Stated task ::
Each entry below is to be given again word for word, with no pictures.

Data in this exercise ::
------

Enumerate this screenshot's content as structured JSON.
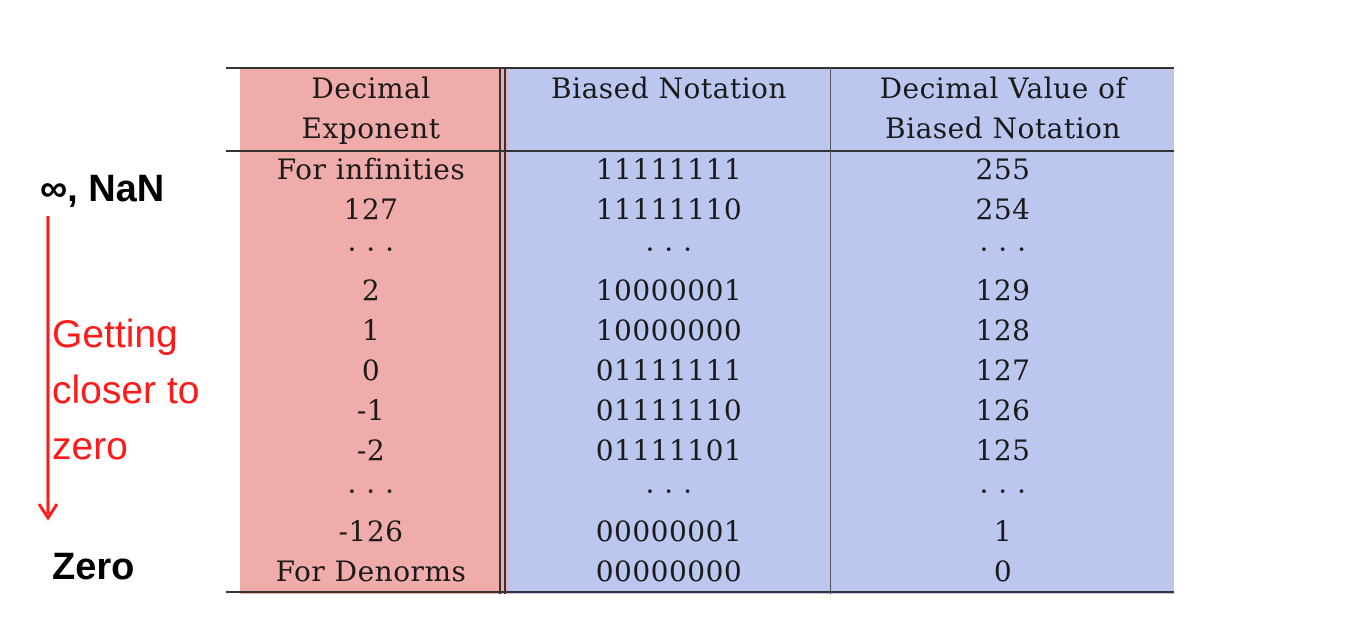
{
  "labels": {
    "top": "∞, NaN",
    "description_lines": [
      "Getting",
      "closer to",
      "zero"
    ],
    "bottom": "Zero"
  },
  "colors": {
    "red_column": "#efacaa",
    "blue_columns": "#bcc7f0",
    "arrow": "#ff1a1a"
  },
  "table": {
    "headers": [
      [
        "Decimal",
        "Exponent"
      ],
      [
        "Biased Notation",
        ""
      ],
      [
        "Decimal Value of",
        "Biased Notation"
      ]
    ],
    "rows": [
      [
        "For infinities",
        "11111111",
        "255"
      ],
      [
        "127",
        "11111110",
        "254"
      ],
      [
        "· · ·",
        "· · ·",
        "· · ·"
      ],
      [
        "2",
        "10000001",
        "129"
      ],
      [
        "1",
        "10000000",
        "128"
      ],
      [
        "0",
        "01111111",
        "127"
      ],
      [
        "-1",
        "01111110",
        "126"
      ],
      [
        "-2",
        "01111101",
        "125"
      ],
      [
        "· · ·",
        "· · ·",
        "· · ·"
      ],
      [
        "-126",
        "00000001",
        "1"
      ],
      [
        "For Denorms",
        "00000000",
        "0"
      ]
    ]
  }
}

------

Correct response ::
Enumerate this screenshot's content as structured JSON.
{
  "labels": {
    "top": "∞, NaN",
    "description_lines": [
      "Getting",
      "closer to",
      "zero"
    ],
    "bottom": "Zero"
  },
  "colors": {
    "red_column": "#efacaa",
    "blue_columns": "#bcc7f0",
    "arrow": "#ff1a1a"
  },
  "table": {
    "headers": [
      [
        "Decimal",
        "Exponent"
      ],
      [
        "Biased Notation",
        ""
      ],
      [
        "Decimal Value of",
        "Biased Notation"
      ]
    ],
    "rows": [
      [
        "For infinities",
        "11111111",
        "255"
      ],
      [
        "127",
        "11111110",
        "254"
      ],
      [
        "· · ·",
        "· · ·",
        "· · ·"
      ],
      [
        "2",
        "10000001",
        "129"
      ],
      [
        "1",
        "10000000",
        "128"
      ],
      [
        "0",
        "01111111",
        "127"
      ],
      [
        "-1",
        "01111110",
        "126"
      ],
      [
        "-2",
        "01111101",
        "125"
      ],
      [
        "· · ·",
        "· · ·",
        "· · ·"
      ],
      [
        "-126",
        "00000001",
        "1"
      ],
      [
        "For Denorms",
        "00000000",
        "0"
      ]
    ]
  }
}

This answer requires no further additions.